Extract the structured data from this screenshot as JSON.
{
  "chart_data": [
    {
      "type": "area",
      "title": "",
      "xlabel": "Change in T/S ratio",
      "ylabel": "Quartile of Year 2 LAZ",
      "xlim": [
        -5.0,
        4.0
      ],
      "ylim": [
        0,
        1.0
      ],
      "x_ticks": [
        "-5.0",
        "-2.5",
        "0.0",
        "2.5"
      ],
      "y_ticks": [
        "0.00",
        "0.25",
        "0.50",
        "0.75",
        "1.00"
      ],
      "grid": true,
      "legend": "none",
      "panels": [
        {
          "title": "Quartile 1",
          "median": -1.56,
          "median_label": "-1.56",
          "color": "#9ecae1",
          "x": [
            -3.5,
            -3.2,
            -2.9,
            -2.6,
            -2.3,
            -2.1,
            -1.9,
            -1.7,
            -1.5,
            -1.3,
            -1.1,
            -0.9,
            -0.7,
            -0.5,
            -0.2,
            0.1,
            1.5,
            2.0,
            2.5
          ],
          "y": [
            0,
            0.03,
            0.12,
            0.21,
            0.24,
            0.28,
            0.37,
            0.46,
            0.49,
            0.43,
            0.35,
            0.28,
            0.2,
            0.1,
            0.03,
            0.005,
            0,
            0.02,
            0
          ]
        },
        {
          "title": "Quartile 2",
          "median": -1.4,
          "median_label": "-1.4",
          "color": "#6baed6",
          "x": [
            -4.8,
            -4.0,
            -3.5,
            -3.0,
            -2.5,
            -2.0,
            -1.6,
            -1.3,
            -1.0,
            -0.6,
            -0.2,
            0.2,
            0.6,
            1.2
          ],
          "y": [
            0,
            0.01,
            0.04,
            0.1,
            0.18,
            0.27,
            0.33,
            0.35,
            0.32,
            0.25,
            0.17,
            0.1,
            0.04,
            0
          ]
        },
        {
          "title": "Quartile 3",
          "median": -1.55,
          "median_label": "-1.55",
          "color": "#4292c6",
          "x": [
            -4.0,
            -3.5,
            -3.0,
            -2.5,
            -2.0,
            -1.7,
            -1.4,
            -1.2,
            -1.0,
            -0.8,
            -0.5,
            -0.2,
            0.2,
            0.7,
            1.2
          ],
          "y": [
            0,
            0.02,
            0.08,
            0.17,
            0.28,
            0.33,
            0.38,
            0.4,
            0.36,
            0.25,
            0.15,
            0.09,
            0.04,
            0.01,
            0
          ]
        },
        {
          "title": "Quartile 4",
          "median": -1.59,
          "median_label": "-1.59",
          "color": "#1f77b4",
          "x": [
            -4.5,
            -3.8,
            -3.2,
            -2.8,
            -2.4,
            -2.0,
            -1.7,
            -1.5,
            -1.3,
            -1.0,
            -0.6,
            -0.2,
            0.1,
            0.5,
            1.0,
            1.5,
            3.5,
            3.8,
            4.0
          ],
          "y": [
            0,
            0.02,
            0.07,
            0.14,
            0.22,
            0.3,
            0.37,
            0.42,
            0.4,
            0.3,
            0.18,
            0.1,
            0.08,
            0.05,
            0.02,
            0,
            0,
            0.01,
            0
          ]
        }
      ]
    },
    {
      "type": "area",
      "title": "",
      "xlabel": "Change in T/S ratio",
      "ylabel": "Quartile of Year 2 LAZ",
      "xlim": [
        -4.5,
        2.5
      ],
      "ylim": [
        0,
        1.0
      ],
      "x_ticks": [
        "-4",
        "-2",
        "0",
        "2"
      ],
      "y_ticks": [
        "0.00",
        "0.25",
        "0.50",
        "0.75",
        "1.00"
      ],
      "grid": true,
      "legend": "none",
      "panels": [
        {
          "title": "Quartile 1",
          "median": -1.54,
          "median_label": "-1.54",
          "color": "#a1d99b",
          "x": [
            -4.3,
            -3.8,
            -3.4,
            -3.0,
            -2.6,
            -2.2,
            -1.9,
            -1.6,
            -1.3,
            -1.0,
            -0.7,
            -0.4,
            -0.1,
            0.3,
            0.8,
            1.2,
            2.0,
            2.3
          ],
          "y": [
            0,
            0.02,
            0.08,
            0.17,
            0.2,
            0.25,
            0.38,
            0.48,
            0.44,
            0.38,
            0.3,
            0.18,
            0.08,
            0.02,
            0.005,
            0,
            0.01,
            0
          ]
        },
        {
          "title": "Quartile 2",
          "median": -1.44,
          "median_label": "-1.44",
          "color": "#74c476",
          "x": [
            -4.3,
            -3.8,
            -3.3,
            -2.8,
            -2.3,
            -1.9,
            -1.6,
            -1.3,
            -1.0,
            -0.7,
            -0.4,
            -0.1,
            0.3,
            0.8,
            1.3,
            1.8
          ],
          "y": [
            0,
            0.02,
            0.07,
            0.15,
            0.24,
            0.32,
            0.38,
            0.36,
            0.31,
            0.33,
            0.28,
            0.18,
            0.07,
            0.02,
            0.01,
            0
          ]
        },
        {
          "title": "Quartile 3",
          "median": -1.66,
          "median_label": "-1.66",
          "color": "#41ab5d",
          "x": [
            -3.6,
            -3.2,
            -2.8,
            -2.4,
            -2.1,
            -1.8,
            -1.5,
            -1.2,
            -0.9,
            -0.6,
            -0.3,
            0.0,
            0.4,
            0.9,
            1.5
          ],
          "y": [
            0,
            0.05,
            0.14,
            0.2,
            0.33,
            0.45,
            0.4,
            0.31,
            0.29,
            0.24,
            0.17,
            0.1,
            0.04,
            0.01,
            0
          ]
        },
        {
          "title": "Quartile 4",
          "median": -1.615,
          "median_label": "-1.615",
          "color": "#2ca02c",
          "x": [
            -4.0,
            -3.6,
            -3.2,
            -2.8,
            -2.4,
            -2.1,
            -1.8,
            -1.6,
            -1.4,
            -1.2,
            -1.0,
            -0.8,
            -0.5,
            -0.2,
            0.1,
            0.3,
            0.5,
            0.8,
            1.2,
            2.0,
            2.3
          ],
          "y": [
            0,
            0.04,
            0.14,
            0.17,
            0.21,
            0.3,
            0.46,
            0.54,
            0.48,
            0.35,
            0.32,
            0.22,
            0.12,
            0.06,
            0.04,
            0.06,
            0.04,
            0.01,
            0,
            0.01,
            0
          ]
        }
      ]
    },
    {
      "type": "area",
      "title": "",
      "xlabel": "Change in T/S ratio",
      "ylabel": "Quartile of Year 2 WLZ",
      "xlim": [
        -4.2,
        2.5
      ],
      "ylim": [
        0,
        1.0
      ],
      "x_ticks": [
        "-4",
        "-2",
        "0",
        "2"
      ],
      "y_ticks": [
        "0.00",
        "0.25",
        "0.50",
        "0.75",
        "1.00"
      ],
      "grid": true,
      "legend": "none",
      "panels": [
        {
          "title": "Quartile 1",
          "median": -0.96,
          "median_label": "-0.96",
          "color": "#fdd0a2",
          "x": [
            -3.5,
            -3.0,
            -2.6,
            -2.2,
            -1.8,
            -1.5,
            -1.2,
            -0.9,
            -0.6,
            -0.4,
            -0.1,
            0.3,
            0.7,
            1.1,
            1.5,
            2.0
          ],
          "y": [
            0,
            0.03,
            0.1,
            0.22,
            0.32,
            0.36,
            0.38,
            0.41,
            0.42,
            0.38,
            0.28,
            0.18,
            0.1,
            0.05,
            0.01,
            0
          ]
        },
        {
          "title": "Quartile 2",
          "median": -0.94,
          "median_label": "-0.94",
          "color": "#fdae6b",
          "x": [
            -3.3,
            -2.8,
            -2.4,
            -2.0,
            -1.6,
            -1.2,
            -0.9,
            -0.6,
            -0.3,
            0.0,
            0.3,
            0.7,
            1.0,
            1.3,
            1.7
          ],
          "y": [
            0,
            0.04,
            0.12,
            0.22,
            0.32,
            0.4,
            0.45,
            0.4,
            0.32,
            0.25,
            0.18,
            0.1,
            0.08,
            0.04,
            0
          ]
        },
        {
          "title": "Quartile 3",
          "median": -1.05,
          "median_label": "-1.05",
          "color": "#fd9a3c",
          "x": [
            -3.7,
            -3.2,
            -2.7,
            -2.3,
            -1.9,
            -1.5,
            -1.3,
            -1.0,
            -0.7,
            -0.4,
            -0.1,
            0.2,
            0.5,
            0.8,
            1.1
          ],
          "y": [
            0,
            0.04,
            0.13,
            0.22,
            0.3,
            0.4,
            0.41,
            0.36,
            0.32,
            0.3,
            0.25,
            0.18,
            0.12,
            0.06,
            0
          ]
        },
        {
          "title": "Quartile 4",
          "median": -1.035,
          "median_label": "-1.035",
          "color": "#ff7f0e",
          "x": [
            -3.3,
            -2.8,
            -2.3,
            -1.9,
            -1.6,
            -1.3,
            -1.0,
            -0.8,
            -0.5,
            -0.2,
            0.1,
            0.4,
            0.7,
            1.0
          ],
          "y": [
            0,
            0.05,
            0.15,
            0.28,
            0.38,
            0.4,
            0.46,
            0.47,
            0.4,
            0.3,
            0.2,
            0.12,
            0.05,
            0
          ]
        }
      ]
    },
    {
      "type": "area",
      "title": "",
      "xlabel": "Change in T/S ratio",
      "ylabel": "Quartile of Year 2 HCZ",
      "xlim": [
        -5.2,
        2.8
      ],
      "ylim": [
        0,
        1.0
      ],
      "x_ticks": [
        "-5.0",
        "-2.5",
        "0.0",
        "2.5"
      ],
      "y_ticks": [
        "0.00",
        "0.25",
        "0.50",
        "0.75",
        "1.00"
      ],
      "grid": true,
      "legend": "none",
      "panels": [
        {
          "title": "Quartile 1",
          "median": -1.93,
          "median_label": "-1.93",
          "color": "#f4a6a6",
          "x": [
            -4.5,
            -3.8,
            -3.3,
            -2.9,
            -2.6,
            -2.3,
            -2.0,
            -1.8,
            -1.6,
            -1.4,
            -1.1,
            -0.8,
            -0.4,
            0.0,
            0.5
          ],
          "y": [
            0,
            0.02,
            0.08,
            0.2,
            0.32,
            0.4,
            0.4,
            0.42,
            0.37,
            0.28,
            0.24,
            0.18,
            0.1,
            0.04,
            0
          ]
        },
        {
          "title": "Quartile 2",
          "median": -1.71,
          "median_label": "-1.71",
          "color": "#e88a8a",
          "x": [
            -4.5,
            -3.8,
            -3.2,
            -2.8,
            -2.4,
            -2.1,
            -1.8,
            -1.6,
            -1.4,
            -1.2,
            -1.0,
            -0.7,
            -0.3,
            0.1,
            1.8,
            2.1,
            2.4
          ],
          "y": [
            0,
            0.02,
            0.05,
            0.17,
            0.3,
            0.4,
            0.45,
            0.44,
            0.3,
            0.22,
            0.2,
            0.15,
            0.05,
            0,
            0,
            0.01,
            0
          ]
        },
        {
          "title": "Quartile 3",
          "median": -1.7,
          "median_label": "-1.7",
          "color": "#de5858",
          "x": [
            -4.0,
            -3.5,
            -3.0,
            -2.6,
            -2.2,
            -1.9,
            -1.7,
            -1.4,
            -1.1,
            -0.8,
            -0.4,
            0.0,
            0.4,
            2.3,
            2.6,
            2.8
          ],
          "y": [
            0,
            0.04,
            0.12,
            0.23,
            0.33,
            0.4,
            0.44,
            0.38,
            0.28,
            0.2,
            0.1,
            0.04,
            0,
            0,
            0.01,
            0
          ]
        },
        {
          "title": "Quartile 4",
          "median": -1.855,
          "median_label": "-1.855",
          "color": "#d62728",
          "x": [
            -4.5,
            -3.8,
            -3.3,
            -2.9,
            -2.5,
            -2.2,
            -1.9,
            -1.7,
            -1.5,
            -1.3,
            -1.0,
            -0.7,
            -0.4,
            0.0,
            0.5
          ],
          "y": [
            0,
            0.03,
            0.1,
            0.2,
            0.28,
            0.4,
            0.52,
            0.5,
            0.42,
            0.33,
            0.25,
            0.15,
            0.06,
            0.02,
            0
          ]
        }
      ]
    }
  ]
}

= Short task =
Collect, from the material above, every line containing the word "ylabel".

= Response below =
      "ylabel": "Quartile of Year 2 LAZ",
      "ylabel": "Quartile of Year 2 LAZ",
      "ylabel": "Quartile of Year 2 WLZ",
      "ylabel": "Quartile of Year 2 HCZ",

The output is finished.